**Work instructions**
From the line containing "Transcribe this image's" through the last line of the entries below, repeat each line word for word and leave out the rest.

--- start ---

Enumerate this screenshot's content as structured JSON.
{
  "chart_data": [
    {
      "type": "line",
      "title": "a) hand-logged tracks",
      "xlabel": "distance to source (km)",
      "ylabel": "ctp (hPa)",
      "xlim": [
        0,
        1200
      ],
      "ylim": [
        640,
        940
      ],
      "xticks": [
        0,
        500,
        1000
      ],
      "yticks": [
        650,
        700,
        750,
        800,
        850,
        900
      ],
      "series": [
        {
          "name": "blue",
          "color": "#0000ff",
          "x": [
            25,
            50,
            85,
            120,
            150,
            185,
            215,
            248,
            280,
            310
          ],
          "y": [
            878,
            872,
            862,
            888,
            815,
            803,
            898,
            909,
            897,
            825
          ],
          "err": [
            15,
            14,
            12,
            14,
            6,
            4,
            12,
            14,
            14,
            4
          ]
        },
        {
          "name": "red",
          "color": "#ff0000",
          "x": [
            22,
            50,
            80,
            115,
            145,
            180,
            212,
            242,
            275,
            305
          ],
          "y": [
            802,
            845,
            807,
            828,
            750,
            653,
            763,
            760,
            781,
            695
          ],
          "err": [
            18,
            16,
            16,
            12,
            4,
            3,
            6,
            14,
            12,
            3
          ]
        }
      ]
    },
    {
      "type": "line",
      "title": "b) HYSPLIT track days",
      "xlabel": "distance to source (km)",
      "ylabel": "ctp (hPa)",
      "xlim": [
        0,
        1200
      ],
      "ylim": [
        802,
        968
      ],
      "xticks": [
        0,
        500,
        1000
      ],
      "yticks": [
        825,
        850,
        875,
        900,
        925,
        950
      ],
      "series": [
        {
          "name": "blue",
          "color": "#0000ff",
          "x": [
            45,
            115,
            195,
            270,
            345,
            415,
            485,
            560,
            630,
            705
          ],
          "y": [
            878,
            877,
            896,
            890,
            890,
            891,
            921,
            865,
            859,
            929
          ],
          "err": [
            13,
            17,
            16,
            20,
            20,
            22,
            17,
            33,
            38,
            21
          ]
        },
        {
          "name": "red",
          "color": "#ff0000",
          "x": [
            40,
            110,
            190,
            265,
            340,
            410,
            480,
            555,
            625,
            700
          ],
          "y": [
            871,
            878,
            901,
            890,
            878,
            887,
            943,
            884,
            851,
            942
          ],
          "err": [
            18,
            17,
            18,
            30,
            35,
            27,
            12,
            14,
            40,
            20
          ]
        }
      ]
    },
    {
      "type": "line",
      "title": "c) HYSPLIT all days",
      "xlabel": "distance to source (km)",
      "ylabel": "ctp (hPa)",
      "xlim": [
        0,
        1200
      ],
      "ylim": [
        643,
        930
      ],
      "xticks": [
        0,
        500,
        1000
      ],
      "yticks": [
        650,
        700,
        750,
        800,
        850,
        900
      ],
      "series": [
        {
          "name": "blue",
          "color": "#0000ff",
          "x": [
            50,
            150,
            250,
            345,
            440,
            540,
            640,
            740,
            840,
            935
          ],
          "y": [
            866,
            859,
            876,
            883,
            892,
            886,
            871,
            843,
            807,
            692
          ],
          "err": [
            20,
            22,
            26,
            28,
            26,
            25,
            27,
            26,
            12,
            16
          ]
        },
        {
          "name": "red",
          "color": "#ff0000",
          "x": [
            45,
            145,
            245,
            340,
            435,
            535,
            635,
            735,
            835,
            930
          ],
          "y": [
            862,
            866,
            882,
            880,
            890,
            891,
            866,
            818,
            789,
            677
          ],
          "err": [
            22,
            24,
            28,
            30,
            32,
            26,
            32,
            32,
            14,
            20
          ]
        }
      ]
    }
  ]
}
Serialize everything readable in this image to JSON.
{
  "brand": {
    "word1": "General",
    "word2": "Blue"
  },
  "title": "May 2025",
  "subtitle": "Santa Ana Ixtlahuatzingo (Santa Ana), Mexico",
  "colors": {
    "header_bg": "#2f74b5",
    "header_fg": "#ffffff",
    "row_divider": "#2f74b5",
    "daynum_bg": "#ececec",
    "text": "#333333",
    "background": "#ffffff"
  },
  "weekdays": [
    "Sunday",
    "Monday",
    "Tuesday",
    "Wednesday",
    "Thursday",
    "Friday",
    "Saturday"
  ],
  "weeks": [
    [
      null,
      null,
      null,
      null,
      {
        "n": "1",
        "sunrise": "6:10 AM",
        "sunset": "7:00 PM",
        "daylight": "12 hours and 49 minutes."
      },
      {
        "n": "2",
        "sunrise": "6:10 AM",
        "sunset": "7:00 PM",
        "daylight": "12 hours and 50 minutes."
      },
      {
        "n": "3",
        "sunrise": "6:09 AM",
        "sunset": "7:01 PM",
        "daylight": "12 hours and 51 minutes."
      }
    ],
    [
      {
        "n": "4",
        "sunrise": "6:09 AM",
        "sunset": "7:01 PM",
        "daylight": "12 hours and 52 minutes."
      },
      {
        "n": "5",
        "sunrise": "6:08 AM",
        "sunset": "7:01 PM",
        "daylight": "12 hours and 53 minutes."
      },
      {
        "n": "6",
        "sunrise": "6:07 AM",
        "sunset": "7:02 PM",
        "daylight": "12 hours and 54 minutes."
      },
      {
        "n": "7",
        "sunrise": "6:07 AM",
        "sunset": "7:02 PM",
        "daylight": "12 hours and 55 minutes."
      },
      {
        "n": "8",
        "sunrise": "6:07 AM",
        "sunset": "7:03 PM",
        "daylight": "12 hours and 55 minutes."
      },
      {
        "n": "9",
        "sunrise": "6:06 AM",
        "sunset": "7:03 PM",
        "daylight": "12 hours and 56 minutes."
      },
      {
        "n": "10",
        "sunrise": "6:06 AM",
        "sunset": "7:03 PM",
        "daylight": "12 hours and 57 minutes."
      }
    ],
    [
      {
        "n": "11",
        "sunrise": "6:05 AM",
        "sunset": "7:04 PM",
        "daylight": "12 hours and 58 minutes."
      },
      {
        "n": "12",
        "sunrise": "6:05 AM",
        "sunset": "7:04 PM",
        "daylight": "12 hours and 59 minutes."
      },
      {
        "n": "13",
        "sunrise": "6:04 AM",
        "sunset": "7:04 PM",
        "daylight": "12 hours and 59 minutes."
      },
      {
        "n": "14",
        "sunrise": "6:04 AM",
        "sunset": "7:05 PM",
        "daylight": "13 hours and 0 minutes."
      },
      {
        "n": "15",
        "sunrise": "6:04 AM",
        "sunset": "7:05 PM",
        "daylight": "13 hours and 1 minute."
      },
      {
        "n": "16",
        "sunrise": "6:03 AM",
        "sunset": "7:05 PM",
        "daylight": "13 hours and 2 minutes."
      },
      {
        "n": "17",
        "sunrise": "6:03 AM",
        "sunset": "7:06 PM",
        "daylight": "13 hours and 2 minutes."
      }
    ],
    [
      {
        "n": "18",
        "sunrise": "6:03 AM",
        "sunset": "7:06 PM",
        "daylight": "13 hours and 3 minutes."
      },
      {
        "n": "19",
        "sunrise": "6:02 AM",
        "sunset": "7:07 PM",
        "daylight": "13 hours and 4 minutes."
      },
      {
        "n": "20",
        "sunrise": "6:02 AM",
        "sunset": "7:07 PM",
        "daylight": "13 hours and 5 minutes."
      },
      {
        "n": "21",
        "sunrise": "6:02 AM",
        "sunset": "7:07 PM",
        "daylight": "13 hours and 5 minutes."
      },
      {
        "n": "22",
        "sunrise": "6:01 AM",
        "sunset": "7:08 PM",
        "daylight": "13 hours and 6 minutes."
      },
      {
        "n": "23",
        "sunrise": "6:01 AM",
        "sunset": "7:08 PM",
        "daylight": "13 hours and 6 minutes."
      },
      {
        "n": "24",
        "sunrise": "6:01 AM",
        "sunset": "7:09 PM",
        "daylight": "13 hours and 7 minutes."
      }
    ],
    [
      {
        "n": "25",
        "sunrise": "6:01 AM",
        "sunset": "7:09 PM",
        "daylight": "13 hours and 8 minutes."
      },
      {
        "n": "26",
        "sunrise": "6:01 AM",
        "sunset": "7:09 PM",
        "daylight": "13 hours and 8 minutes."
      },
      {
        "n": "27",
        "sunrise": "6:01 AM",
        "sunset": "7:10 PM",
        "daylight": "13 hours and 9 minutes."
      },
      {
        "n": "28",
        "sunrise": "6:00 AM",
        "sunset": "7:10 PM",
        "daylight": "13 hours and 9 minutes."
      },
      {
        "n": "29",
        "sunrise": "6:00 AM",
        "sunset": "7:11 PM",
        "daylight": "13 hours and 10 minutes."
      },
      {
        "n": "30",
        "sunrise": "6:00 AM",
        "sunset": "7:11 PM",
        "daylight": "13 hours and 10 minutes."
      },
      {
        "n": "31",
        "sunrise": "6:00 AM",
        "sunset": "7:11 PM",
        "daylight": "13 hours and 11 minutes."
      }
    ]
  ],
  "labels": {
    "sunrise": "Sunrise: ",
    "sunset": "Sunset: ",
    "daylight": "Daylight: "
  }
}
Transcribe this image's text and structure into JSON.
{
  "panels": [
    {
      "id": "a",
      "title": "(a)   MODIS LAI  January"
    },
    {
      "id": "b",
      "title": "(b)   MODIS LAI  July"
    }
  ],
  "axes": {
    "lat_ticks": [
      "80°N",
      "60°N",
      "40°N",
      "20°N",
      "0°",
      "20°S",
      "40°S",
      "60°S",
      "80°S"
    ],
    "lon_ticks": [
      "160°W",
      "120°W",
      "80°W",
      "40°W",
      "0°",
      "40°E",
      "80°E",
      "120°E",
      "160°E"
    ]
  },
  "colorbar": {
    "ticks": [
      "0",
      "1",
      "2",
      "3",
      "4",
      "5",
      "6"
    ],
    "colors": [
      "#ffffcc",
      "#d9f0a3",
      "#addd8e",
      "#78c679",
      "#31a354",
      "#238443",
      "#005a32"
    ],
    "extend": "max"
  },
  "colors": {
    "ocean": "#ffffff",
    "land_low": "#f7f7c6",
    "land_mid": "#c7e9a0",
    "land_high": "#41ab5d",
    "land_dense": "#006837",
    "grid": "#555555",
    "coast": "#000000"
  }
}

--- end ---

**Task response**
Transcribe this image's text and structure into JSON.
{
  "panels": [
    {
      "id": "a",
      "title": "(a)   MODIS LAI  January"
    },
    {
      "id": "b",
      "title": "(b)   MODIS LAI  July"
    }
  ],
  "axes": {
    "lat_ticks": [
      "80°N",
      "60°N",
      "40°N",
      "20°N",
      "0°",
      "20°S",
      "40°S",
      "60°S",
      "80°S"
    ],
    "lon_ticks": [
      "160°W",
      "120°W",
      "80°W",
      "40°W",
      "0°",
      "40°E",
      "80°E",
      "120°E",
      "160°E"
    ]
  },
  "colorbar": {
    "ticks": [
      "0",
      "1",
      "2",
      "3",
      "4",
      "5",
      "6"
    ],
    "colors": [
      "#ffffcc",
      "#d9f0a3",
      "#addd8e",
      "#78c679",
      "#31a354",
      "#238443",
      "#005a32"
    ],
    "extend": "max"
  },
  "colors": {
    "ocean": "#ffffff",
    "land_low": "#f7f7c6",
    "land_mid": "#c7e9a0",
    "land_high": "#41ab5d",
    "land_dense": "#006837",
    "grid": "#555555",
    "coast": "#000000"
  }
}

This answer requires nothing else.